- **WORK TO COMPLETE**:
Make an exact copy of the lines below.

- **ENTRIES SHOWN**:
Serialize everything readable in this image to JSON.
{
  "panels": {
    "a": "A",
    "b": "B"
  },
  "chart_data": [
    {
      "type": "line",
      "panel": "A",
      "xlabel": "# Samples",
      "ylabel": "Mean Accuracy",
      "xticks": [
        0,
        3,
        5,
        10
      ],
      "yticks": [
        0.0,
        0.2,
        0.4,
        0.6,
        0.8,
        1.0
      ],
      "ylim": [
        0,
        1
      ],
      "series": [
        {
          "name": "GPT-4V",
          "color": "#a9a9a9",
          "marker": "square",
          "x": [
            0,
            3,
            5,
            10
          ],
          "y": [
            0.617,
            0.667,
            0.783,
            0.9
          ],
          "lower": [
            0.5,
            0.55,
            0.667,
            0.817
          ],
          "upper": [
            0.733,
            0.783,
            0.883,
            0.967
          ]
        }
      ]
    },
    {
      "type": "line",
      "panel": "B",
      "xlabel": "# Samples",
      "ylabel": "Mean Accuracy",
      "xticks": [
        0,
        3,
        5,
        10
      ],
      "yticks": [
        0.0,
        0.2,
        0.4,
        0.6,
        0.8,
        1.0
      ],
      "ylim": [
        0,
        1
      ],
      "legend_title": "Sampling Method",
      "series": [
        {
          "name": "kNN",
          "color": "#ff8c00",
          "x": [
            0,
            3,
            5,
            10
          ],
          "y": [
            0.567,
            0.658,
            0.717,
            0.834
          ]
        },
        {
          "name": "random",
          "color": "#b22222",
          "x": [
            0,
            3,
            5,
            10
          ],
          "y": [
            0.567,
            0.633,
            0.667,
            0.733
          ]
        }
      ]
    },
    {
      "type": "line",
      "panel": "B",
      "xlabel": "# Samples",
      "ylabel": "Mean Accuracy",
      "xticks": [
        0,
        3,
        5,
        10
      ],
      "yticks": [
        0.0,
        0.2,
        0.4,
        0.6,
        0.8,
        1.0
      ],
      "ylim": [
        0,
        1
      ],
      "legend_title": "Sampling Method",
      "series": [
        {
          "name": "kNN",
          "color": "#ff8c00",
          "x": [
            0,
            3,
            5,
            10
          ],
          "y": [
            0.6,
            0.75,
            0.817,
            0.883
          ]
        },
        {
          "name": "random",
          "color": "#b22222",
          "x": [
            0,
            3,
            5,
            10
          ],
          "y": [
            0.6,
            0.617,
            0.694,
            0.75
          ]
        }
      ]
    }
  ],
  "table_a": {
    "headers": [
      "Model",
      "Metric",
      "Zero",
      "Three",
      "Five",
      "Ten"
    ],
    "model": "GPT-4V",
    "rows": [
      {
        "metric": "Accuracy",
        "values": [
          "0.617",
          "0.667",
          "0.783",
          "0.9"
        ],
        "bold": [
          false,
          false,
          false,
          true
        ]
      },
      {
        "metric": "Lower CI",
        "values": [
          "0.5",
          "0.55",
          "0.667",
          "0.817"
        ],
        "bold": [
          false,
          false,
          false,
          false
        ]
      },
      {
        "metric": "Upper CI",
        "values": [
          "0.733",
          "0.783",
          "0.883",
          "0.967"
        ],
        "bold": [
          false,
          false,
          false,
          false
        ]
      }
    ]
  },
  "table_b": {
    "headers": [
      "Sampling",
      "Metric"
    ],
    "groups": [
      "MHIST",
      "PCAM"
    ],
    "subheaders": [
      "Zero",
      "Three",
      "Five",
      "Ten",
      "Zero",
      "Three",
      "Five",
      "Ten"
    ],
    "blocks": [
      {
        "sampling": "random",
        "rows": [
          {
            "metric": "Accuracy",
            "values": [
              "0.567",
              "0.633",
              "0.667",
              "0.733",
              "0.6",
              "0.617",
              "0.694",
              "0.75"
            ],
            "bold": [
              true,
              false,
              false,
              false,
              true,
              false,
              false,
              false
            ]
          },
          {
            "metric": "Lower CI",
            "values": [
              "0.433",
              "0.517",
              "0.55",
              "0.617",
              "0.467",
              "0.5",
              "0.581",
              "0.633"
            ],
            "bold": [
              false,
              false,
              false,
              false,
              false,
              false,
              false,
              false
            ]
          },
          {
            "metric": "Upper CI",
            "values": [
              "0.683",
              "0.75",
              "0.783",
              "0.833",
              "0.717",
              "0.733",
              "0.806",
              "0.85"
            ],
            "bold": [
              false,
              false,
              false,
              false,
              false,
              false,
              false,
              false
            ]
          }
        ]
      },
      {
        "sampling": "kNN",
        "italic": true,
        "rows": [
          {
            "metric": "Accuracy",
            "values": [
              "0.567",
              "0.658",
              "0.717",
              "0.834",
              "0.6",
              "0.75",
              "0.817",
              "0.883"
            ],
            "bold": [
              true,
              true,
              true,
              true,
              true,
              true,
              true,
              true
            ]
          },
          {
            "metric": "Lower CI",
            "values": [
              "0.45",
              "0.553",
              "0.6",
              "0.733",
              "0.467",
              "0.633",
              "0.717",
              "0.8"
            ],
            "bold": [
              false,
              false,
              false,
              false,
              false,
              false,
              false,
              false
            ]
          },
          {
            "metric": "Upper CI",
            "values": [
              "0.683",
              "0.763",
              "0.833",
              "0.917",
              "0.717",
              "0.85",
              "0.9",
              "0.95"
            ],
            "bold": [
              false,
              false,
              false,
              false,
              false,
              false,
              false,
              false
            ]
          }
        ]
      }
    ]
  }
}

- **RESPONSE TO THE EXERCISE**:
Serialize everything readable in this image to JSON.
{
  "panels": {
    "a": "A",
    "b": "B"
  },
  "chart_data": [
    {
      "type": "line",
      "panel": "A",
      "xlabel": "# Samples",
      "ylabel": "Mean Accuracy",
      "xticks": [
        0,
        3,
        5,
        10
      ],
      "yticks": [
        0.0,
        0.2,
        0.4,
        0.6,
        0.8,
        1.0
      ],
      "ylim": [
        0,
        1
      ],
      "series": [
        {
          "name": "GPT-4V",
          "color": "#a9a9a9",
          "marker": "square",
          "x": [
            0,
            3,
            5,
            10
          ],
          "y": [
            0.617,
            0.667,
            0.783,
            0.9
          ],
          "lower": [
            0.5,
            0.55,
            0.667,
            0.817
          ],
          "upper": [
            0.733,
            0.783,
            0.883,
            0.967
          ]
        }
      ]
    },
    {
      "type": "line",
      "panel": "B",
      "xlabel": "# Samples",
      "ylabel": "Mean Accuracy",
      "xticks": [
        0,
        3,
        5,
        10
      ],
      "yticks": [
        0.0,
        0.2,
        0.4,
        0.6,
        0.8,
        1.0
      ],
      "ylim": [
        0,
        1
      ],
      "legend_title": "Sampling Method",
      "series": [
        {
          "name": "kNN",
          "color": "#ff8c00",
          "x": [
            0,
            3,
            5,
            10
          ],
          "y": [
            0.567,
            0.658,
            0.717,
            0.834
          ]
        },
        {
          "name": "random",
          "color": "#b22222",
          "x": [
            0,
            3,
            5,
            10
          ],
          "y": [
            0.567,
            0.633,
            0.667,
            0.733
          ]
        }
      ]
    },
    {
      "type": "line",
      "panel": "B",
      "xlabel": "# Samples",
      "ylabel": "Mean Accuracy",
      "xticks": [
        0,
        3,
        5,
        10
      ],
      "yticks": [
        0.0,
        0.2,
        0.4,
        0.6,
        0.8,
        1.0
      ],
      "ylim": [
        0,
        1
      ],
      "legend_title": "Sampling Method",
      "series": [
        {
          "name": "kNN",
          "color": "#ff8c00",
          "x": [
            0,
            3,
            5,
            10
          ],
          "y": [
            0.6,
            0.75,
            0.817,
            0.883
          ]
        },
        {
          "name": "random",
          "color": "#b22222",
          "x": [
            0,
            3,
            5,
            10
          ],
          "y": [
            0.6,
            0.617,
            0.694,
            0.75
          ]
        }
      ]
    }
  ],
  "table_a": {
    "headers": [
      "Model",
      "Metric",
      "Zero",
      "Three",
      "Five",
      "Ten"
    ],
    "model": "GPT-4V",
    "rows": [
      {
        "metric": "Accuracy",
        "values": [
          "0.617",
          "0.667",
          "0.783",
          "0.9"
        ],
        "bold": [
          false,
          false,
          false,
          true
        ]
      },
      {
        "metric": "Lower CI",
        "values": [
          "0.5",
          "0.55",
          "0.667",
          "0.817"
        ],
        "bold": [
          false,
          false,
          false,
          false
        ]
      },
      {
        "metric": "Upper CI",
        "values": [
          "0.733",
          "0.783",
          "0.883",
          "0.967"
        ],
        "bold": [
          false,
          false,
          false,
          false
        ]
      }
    ]
  },
  "table_b": {
    "headers": [
      "Sampling",
      "Metric"
    ],
    "groups": [
      "MHIST",
      "PCAM"
    ],
    "subheaders": [
      "Zero",
      "Three",
      "Five",
      "Ten",
      "Zero",
      "Three",
      "Five",
      "Ten"
    ],
    "blocks": [
      {
        "sampling": "random",
        "rows": [
          {
            "metric": "Accuracy",
            "values": [
              "0.567",
              "0.633",
              "0.667",
              "0.733",
              "0.6",
              "0.617",
              "0.694",
              "0.75"
            ],
            "bold": [
              true,
              false,
              false,
              false,
              true,
              false,
              false,
              false
            ]
          },
          {
            "metric": "Lower CI",
            "values": [
              "0.433",
              "0.517",
              "0.55",
              "0.617",
              "0.467",
              "0.5",
              "0.581",
              "0.633"
            ],
            "bold": [
              false,
              false,
              false,
              false,
              false,
              false,
              false,
              false
            ]
          },
          {
            "metric": "Upper CI",
            "values": [
              "0.683",
              "0.75",
              "0.783",
              "0.833",
              "0.717",
              "0.733",
              "0.806",
              "0.85"
            ],
            "bold": [
              false,
              false,
              false,
              false,
              false,
              false,
              false,
              false
            ]
          }
        ]
      },
      {
        "sampling": "kNN",
        "italic": true,
        "rows": [
          {
            "metric": "Accuracy",
            "values": [
              "0.567",
              "0.658",
              "0.717",
              "0.834",
              "0.6",
              "0.75",
              "0.817",
              "0.883"
            ],
            "bold": [
              true,
              true,
              true,
              true,
              true,
              true,
              true,
              true
            ]
          },
          {
            "metric": "Lower CI",
            "values": [
              "0.45",
              "0.553",
              "0.6",
              "0.733",
              "0.467",
              "0.633",
              "0.717",
              "0.8"
            ],
            "bold": [
              false,
              false,
              false,
              false,
              false,
              false,
              false,
              false
            ]
          },
          {
            "metric": "Upper CI",
            "values": [
              "0.683",
              "0.763",
              "0.833",
              "0.917",
              "0.717",
              "0.85",
              "0.9",
              "0.95"
            ],
            "bold": [
              false,
              false,
              false,
              false,
              false,
              false,
              false,
              false
            ]
          }
        ]
      }
    ]
  }
}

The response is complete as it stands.